### Исходный текст
*****
Но когда он принимается расписывать с самоуслаждением распутную жизнь Постума, мало того - осмеливается предложить самого себя как средство отомстить неверному, у нее вырывается один лишь крик:
Эй, Пизанио!
Она зовет слугу; она окончательно разделалась с этим итальянцем. Даже когда она ничего не говорит, она наполняет собою сцену, например, когда лежит в постели в своей спальне, когда читает, лежа в постели, когда отсылает свою прислужницу, закрывает книгу и засыпает. Как верно передал Шекспир атмосферу непорочности в этой спальне уже одними влюбленными словами, вложенными им в уста Иахимо (II, 2):
...О Цитера,
Как можешь ты свое украсить ложе!
Ты - лилия, белее всех покровов!
Могу ль тебя коснуться поцелуем,
Одним лишь поцелуем? Вы, рубины
Небесные, как нежно вы сомкнулись!
Все здесь ее дыханья ароматом
Наполнено.
*****
### Задание 1
Ответьте на вопросы по исходному тексту:
(a) Кого она зовёт криком «Эй, Пизанио!»?
(b) В чьи уста Шекспир вложил влюблённые слова о спальне?
(c) С каким цветком сравнивается она в приведённых стихах?
*****
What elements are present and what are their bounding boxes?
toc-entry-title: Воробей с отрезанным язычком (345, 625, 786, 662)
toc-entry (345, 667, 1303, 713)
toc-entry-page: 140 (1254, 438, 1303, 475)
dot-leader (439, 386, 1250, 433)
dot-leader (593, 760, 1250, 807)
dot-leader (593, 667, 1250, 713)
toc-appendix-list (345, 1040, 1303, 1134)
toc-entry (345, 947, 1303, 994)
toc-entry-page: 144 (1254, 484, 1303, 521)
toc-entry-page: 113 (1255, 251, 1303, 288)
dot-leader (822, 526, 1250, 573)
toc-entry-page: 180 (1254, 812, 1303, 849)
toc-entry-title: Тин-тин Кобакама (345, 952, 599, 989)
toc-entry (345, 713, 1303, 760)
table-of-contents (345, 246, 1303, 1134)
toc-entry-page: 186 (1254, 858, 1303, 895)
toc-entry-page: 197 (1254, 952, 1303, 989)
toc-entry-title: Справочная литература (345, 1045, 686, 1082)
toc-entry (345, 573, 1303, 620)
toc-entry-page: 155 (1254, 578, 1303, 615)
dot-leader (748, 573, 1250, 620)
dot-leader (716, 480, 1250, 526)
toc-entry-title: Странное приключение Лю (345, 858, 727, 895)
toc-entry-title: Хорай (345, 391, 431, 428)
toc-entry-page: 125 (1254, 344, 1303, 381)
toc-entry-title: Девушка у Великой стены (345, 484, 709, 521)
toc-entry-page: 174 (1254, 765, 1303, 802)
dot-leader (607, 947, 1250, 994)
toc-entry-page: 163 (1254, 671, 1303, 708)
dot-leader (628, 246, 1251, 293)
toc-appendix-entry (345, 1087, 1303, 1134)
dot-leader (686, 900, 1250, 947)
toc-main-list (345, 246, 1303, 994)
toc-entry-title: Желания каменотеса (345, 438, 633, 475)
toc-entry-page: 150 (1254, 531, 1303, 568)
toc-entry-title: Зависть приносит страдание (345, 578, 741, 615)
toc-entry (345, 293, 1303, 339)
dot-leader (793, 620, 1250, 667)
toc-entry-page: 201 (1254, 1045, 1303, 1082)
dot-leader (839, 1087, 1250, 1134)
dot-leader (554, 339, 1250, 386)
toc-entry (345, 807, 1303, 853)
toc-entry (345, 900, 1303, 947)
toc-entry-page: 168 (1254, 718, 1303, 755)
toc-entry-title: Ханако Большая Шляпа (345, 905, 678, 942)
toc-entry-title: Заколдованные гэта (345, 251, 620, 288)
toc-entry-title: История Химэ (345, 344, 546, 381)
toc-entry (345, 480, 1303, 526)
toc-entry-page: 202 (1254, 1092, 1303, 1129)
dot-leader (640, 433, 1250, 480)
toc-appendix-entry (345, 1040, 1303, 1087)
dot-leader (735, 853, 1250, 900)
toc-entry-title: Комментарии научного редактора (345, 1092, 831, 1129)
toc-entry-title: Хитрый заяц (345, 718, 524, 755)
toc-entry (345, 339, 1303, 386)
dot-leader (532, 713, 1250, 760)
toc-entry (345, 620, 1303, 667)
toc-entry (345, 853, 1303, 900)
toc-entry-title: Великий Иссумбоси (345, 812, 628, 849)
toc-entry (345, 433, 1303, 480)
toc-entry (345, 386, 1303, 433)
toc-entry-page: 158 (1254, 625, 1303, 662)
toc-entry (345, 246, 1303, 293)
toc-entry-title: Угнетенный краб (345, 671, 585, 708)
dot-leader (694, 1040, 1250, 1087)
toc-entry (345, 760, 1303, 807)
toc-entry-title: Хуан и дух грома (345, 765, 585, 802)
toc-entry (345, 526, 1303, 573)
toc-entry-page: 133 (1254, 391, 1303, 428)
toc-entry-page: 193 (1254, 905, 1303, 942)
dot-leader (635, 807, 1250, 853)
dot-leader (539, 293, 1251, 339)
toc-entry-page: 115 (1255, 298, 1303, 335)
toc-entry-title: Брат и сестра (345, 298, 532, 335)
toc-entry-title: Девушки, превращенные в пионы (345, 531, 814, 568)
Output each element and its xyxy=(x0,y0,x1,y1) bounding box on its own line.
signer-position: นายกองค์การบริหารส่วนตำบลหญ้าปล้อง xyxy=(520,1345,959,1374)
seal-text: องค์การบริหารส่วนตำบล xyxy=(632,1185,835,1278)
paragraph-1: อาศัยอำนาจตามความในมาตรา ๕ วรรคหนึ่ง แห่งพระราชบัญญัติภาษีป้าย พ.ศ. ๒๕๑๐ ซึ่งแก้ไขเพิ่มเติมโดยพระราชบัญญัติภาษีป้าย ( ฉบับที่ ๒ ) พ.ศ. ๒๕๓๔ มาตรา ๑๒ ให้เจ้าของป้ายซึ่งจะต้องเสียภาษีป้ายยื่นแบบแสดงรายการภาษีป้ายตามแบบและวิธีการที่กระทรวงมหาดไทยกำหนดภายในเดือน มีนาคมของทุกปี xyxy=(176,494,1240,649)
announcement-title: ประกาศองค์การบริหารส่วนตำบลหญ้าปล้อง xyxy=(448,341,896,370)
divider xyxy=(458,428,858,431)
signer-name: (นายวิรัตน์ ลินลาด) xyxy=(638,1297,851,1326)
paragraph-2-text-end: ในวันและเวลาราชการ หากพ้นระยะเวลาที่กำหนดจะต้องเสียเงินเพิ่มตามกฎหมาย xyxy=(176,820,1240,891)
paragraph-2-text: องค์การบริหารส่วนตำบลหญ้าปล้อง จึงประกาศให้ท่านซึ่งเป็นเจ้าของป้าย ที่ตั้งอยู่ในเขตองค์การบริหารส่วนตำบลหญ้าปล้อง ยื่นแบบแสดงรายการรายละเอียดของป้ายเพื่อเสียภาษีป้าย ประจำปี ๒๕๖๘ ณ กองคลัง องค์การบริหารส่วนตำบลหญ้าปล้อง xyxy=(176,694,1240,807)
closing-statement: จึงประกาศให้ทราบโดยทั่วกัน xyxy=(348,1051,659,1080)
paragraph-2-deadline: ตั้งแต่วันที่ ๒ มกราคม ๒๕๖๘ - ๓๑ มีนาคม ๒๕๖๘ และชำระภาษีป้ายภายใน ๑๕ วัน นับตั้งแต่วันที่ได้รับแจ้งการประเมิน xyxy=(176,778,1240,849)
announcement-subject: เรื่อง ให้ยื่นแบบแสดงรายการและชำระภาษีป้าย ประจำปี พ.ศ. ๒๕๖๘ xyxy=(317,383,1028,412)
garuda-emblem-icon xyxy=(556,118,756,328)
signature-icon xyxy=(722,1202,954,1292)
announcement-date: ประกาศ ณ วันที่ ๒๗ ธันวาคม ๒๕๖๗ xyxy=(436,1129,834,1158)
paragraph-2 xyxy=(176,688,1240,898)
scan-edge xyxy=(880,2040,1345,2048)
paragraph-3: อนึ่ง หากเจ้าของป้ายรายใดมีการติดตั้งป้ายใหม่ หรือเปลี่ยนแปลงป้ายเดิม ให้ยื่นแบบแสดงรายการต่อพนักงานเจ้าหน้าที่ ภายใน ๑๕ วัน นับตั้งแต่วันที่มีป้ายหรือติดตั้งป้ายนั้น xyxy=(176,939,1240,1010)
*****
### Задание 2
Перепечатайте из записей строки от самого начала записей до строки с «dot-leader (735, 853, 1250, 900)» включительно.

### Ответ 1
(a) Слугу.
(b) В уста Иахимо.
(c) С лилией.

### Ответ 2
What elements are present and what are their bounding boxes?
toc-entry-title: Воробей с отрезанным язычком (345, 625, 786, 662)
toc-entry (345, 667, 1303, 713)
toc-entry-page: 140 (1254, 438, 1303, 475)
dot-leader (439, 386, 1250, 433)
dot-leader (593, 760, 1250, 807)
dot-leader (593, 667, 1250, 713)
toc-appendix-list (345, 1040, 1303, 1134)
toc-entry (345, 947, 1303, 994)
toc-entry-page: 144 (1254, 484, 1303, 521)
toc-entry-page: 113 (1255, 251, 1303, 288)
dot-leader (822, 526, 1250, 573)
toc-entry-page: 180 (1254, 812, 1303, 849)
toc-entry-title: Тин-тин Кобакама (345, 952, 599, 989)
toc-entry (345, 713, 1303, 760)
table-of-contents (345, 246, 1303, 1134)
toc-entry-page: 186 (1254, 858, 1303, 895)
toc-entry-page: 197 (1254, 952, 1303, 989)
toc-entry-title: Справочная литература (345, 1045, 686, 1082)
toc-entry (345, 573, 1303, 620)
toc-entry-page: 155 (1254, 578, 1303, 615)
dot-leader (748, 573, 1250, 620)
dot-leader (716, 480, 1250, 526)
toc-entry-title: Странное приключение Лю (345, 858, 727, 895)
toc-entry-title: Хорай (345, 391, 431, 428)
toc-entry-page: 125 (1254, 344, 1303, 381)
toc-entry-title: Девушка у Великой стены (345, 484, 709, 521)
toc-entry-page: 174 (1254, 765, 1303, 802)
dot-leader (607, 947, 1250, 994)
toc-entry-page: 163 (1254, 671, 1303, 708)
dot-leader (628, 246, 1251, 293)
toc-appendix-entry (345, 1087, 1303, 1134)
dot-leader (686, 900, 1250, 947)
toc-main-list (345, 246, 1303, 994)
toc-entry-title: Желания каменотеса (345, 438, 633, 475)
toc-entry-page: 150 (1254, 531, 1303, 568)
toc-entry-title: Зависть приносит страдание (345, 578, 741, 615)
toc-entry (345, 293, 1303, 339)
dot-leader (793, 620, 1250, 667)
toc-entry-page: 201 (1254, 1045, 1303, 1082)
dot-leader (839, 1087, 1250, 1134)
dot-leader (554, 339, 1250, 386)
toc-entry (345, 807, 1303, 853)
toc-entry (345, 900, 1303, 947)
toc-entry-page: 168 (1254, 718, 1303, 755)
toc-entry-title: Ханако Большая Шляпа (345, 905, 678, 942)
toc-entry-title: Заколдованные гэта (345, 251, 620, 288)
toc-entry-title: История Химэ (345, 344, 546, 381)
toc-entry (345, 480, 1303, 526)
toc-entry-page: 202 (1254, 1092, 1303, 1129)
dot-leader (640, 433, 1250, 480)
toc-appendix-entry (345, 1040, 1303, 1087)
dot-leader (735, 853, 1250, 900)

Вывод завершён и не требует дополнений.